• [WHAT THE TASK ASKS]: Copy out the lines below word for word, leaving out the picture.
--- Begin DATA ---
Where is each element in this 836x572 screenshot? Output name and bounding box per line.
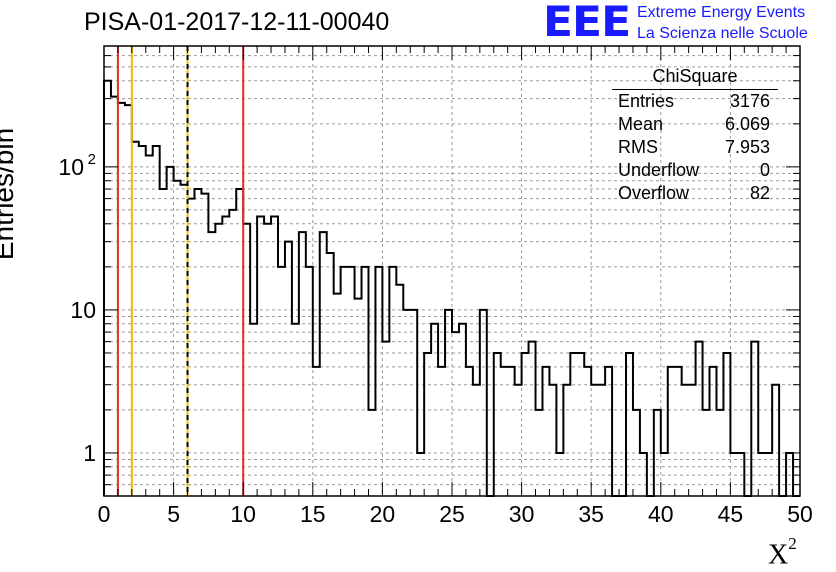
axes <box>103 45 801 497</box>
cut-lines <box>116 46 245 496</box>
x-tick-label: 50 <box>787 501 813 527</box>
x-tick-label: 15 <box>300 501 326 527</box>
x-tick-label: 10 <box>230 501 256 527</box>
x-axis-label-superscript: 2 <box>788 534 797 553</box>
y-axis-label-text: Entries/bin <box>0 127 19 261</box>
stats-label: Overflow <box>618 183 690 203</box>
stats-value: 0 <box>759 160 770 180</box>
stats-row-underflow: Underflow 0 <box>612 159 778 182</box>
y-tick-label: 10 <box>70 297 96 323</box>
stats-row-rms: RMS 7.953 <box>612 136 778 159</box>
x-tick-label: 40 <box>648 501 674 527</box>
logo-mark: EEE <box>543 0 631 47</box>
x-axis-label: X2 <box>768 534 797 571</box>
y-tick-label: 1 <box>83 440 96 466</box>
x-axis-label-text: X <box>768 539 789 571</box>
stats-box: ChiSquare Entries 3176 Mean 6.069 RMS 7.… <box>612 66 778 205</box>
stats-label: Mean <box>618 114 664 134</box>
x-tick-label: 30 <box>509 501 535 527</box>
logo-line1: Extreme Energy Events <box>637 4 806 21</box>
stats-row-overflow: Overflow 82 <box>612 182 778 205</box>
x-tick-label: 20 <box>370 501 396 527</box>
y-tick-label-exponent: 2 <box>88 151 96 168</box>
stats-value: 82 <box>749 183 770 203</box>
histogram-line <box>103 79 800 497</box>
stats-row-mean: Mean 6.069 <box>612 113 778 136</box>
stats-value: 6.069 <box>724 114 770 134</box>
stats-title: ChiSquare <box>612 66 778 90</box>
stats-row-entries: Entries 3176 <box>612 90 778 113</box>
stats-label: RMS <box>618 137 658 157</box>
x-tick-label: 35 <box>578 501 604 527</box>
stats-value: 3176 <box>729 91 770 111</box>
stats-value: 7.953 <box>724 137 770 157</box>
x-tick-label: 5 <box>167 501 180 527</box>
histogram-series <box>103 79 800 497</box>
x-tick-label: 45 <box>718 501 744 527</box>
x-tick-label: 25 <box>439 501 465 527</box>
stats-label: Underflow <box>618 160 700 180</box>
stats-label: Entries <box>618 91 675 111</box>
run-title: PISA-01-2017-12-11-00040 <box>84 8 390 36</box>
y-tick-label: 10 <box>58 154 84 180</box>
logo-line2: La Scienza nelle Scuole <box>637 25 808 42</box>
x-tick-label: 0 <box>98 501 111 527</box>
--- End DATA ---
• [WORKED ANSWER]:
Where is each element in this 836x572 screenshot? Output name and bounding box per line.
axes <box>103 45 801 497</box>
cut-lines <box>116 46 245 496</box>
x-tick-label: 50 <box>787 501 813 527</box>
x-tick-label: 15 <box>300 501 326 527</box>
x-tick-label: 10 <box>230 501 256 527</box>
x-axis-label-superscript: 2 <box>788 534 797 553</box>
y-axis-label-text: Entries/bin <box>0 127 19 261</box>
stats-label: Overflow <box>618 183 690 203</box>
stats-value: 0 <box>759 160 770 180</box>
stats-row-underflow: Underflow 0 <box>612 159 778 182</box>
y-tick-label: 10 <box>70 297 96 323</box>
stats-row-rms: RMS 7.953 <box>612 136 778 159</box>
x-tick-label: 40 <box>648 501 674 527</box>
logo-mark: EEE <box>543 0 631 47</box>
x-axis-label: X2 <box>768 534 797 571</box>
y-tick-label: 1 <box>83 440 96 466</box>
x-axis-label-text: X <box>768 539 789 571</box>
stats-box: ChiSquare Entries 3176 Mean 6.069 RMS 7.… <box>612 66 778 205</box>
stats-label: Mean <box>618 114 664 134</box>
x-tick-label: 30 <box>509 501 535 527</box>
logo-line1: Extreme Energy Events <box>637 4 806 21</box>
stats-row-overflow: Overflow 82 <box>612 182 778 205</box>
x-tick-label: 20 <box>370 501 396 527</box>
y-tick-label-exponent: 2 <box>88 151 96 168</box>
stats-value: 82 <box>749 183 770 203</box>
histogram-line <box>103 79 800 497</box>
stats-row-mean: Mean 6.069 <box>612 113 778 136</box>
stats-value: 6.069 <box>724 114 770 134</box>
stats-title: ChiSquare <box>612 66 778 90</box>
stats-row-entries: Entries 3176 <box>612 90 778 113</box>
stats-label: RMS <box>618 137 658 157</box>
x-tick-label: 35 <box>578 501 604 527</box>
stats-value: 3176 <box>729 91 770 111</box>
stats-value: 7.953 <box>724 137 770 157</box>
x-tick-label: 5 <box>167 501 180 527</box>
histogram-series <box>103 79 800 497</box>
x-tick-label: 45 <box>718 501 744 527</box>
x-tick-label: 25 <box>439 501 465 527</box>
stats-label: Underflow <box>618 160 700 180</box>
stats-label: Entries <box>618 91 675 111</box>
run-title: PISA-01-2017-12-11-00040 <box>84 8 390 36</box>
y-tick-label: 10 <box>58 154 84 180</box>
logo-line2: La Scienza nelle Scuole <box>637 25 808 42</box>
x-tick-label: 0 <box>98 501 111 527</box>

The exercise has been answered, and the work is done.